Input.
* Start *

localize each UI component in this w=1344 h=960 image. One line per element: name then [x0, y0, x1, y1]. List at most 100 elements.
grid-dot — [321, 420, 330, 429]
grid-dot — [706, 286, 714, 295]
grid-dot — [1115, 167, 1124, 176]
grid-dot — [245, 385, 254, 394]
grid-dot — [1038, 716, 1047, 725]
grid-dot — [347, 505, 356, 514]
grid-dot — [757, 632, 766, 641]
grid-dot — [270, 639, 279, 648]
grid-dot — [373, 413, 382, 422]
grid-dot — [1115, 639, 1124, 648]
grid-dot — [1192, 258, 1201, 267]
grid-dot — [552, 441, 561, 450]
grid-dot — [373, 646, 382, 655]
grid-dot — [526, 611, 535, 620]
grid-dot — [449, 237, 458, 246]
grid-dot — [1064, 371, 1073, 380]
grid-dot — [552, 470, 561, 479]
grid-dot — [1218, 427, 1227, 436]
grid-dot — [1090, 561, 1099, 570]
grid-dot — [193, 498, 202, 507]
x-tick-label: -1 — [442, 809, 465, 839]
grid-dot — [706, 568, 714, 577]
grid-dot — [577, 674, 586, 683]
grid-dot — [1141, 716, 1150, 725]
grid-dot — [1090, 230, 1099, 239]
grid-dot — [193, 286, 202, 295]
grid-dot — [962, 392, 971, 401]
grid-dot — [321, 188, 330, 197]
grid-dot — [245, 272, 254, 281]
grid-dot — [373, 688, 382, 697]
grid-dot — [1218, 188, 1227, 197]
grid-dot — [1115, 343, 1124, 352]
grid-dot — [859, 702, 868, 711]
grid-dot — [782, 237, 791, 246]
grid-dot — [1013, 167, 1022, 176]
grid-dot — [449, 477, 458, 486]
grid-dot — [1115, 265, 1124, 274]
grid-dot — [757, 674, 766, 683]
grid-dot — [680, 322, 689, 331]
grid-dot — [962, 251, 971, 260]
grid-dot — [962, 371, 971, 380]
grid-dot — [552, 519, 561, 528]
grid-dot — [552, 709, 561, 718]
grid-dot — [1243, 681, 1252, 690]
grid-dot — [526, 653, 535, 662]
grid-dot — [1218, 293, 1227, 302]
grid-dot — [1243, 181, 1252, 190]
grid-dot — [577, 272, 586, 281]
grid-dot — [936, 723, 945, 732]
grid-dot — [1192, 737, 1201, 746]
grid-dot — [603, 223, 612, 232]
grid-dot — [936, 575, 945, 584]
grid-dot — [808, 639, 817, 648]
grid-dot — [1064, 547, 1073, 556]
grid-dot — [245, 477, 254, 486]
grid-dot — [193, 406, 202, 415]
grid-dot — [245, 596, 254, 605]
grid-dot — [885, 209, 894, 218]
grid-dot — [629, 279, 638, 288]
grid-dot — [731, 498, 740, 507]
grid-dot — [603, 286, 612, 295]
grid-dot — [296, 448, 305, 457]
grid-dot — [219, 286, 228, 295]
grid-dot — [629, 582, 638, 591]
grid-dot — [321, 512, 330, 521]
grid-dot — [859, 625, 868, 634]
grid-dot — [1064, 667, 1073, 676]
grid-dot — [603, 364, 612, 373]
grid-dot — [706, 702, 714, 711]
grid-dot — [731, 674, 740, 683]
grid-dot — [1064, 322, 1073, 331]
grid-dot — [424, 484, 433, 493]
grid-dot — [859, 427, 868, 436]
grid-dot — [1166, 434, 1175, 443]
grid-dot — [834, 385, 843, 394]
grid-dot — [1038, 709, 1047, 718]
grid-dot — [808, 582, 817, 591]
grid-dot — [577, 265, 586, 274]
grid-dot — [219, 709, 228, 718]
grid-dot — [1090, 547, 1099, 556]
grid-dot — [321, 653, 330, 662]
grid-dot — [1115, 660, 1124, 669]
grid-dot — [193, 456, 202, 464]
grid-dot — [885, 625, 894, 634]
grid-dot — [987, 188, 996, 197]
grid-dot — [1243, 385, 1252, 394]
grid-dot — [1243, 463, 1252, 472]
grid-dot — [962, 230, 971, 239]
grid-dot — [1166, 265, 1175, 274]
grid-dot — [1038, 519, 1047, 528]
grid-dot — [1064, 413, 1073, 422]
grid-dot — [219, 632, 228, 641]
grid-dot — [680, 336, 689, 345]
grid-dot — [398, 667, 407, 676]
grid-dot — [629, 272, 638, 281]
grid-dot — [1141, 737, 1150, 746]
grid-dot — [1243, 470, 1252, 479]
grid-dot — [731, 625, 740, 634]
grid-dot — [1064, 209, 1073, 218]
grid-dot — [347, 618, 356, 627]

* End *

Copy the lines above, substituting "dot marker" for every "grid-dot" and leaving everything else as it is.

localize each UI component in this w=1344 h=960 image. One line per element: name then [x0, y0, x1, y1]. List at most 100 elements.
dot marker — [321, 420, 330, 429]
dot marker — [706, 286, 714, 295]
dot marker — [1115, 167, 1124, 176]
dot marker — [245, 385, 254, 394]
dot marker — [1038, 716, 1047, 725]
dot marker — [347, 505, 356, 514]
dot marker — [757, 632, 766, 641]
dot marker — [270, 639, 279, 648]
dot marker — [373, 413, 382, 422]
dot marker — [1115, 639, 1124, 648]
dot marker — [1192, 258, 1201, 267]
dot marker — [552, 441, 561, 450]
dot marker — [373, 646, 382, 655]
dot marker — [526, 611, 535, 620]
dot marker — [449, 237, 458, 246]
dot marker — [1064, 371, 1073, 380]
dot marker — [552, 470, 561, 479]
dot marker — [1218, 427, 1227, 436]
dot marker — [1090, 561, 1099, 570]
dot marker — [193, 498, 202, 507]
x-tick-label: -1 — [442, 809, 465, 839]
dot marker — [706, 568, 714, 577]
dot marker — [577, 674, 586, 683]
dot marker — [1141, 716, 1150, 725]
dot marker — [1090, 230, 1099, 239]
dot marker — [193, 286, 202, 295]
dot marker — [962, 392, 971, 401]
dot marker — [321, 188, 330, 197]
dot marker — [245, 272, 254, 281]
dot marker — [373, 688, 382, 697]
dot marker — [1218, 188, 1227, 197]
dot marker — [1115, 343, 1124, 352]
dot marker — [859, 702, 868, 711]
dot marker — [782, 237, 791, 246]
dot marker — [1013, 167, 1022, 176]
dot marker — [449, 477, 458, 486]
dot marker — [1115, 265, 1124, 274]
dot marker — [757, 674, 766, 683]
dot marker — [680, 322, 689, 331]
dot marker — [962, 251, 971, 260]
dot marker — [962, 371, 971, 380]
dot marker — [552, 519, 561, 528]
dot marker — [552, 709, 561, 718]
dot marker — [1243, 681, 1252, 690]
dot marker — [526, 653, 535, 662]
dot marker — [1218, 293, 1227, 302]
dot marker — [1243, 181, 1252, 190]
dot marker — [577, 272, 586, 281]
dot marker — [936, 723, 945, 732]
dot marker — [1192, 737, 1201, 746]
dot marker — [603, 223, 612, 232]
dot marker — [936, 575, 945, 584]
dot marker — [808, 639, 817, 648]
dot marker — [1064, 547, 1073, 556]
dot marker — [245, 477, 254, 486]
dot marker — [193, 406, 202, 415]
dot marker — [245, 596, 254, 605]
dot marker — [885, 209, 894, 218]
dot marker — [629, 279, 638, 288]
dot marker — [731, 498, 740, 507]
dot marker — [603, 286, 612, 295]
dot marker — [296, 448, 305, 457]
dot marker — [219, 286, 228, 295]
dot marker — [629, 582, 638, 591]
dot marker — [321, 512, 330, 521]
dot marker — [859, 625, 868, 634]
dot marker — [1064, 667, 1073, 676]
dot marker — [603, 364, 612, 373]
dot marker — [706, 702, 714, 711]
dot marker — [731, 674, 740, 683]
dot marker — [1064, 322, 1073, 331]
dot marker — [424, 484, 433, 493]
dot marker — [859, 427, 868, 436]
dot marker — [1166, 434, 1175, 443]
dot marker — [834, 385, 843, 394]
dot marker — [1038, 709, 1047, 718]
dot marker — [808, 582, 817, 591]
dot marker — [577, 265, 586, 274]
dot marker — [219, 709, 228, 718]
dot marker — [1090, 547, 1099, 556]
dot marker — [321, 653, 330, 662]
dot marker — [1115, 660, 1124, 669]
dot marker — [193, 456, 202, 464]
dot marker — [885, 625, 894, 634]
dot marker — [987, 188, 996, 197]
dot marker — [1243, 385, 1252, 394]
dot marker — [1243, 463, 1252, 472]
dot marker — [962, 230, 971, 239]
dot marker — [1166, 265, 1175, 274]
dot marker — [1038, 519, 1047, 528]
dot marker — [1064, 413, 1073, 422]
dot marker — [219, 632, 228, 641]
dot marker — [680, 336, 689, 345]
dot marker — [398, 667, 407, 676]
dot marker — [629, 272, 638, 281]
dot marker — [1141, 737, 1150, 746]
dot marker — [1243, 470, 1252, 479]
dot marker — [731, 625, 740, 634]
dot marker — [1064, 209, 1073, 218]
dot marker — [347, 618, 356, 627]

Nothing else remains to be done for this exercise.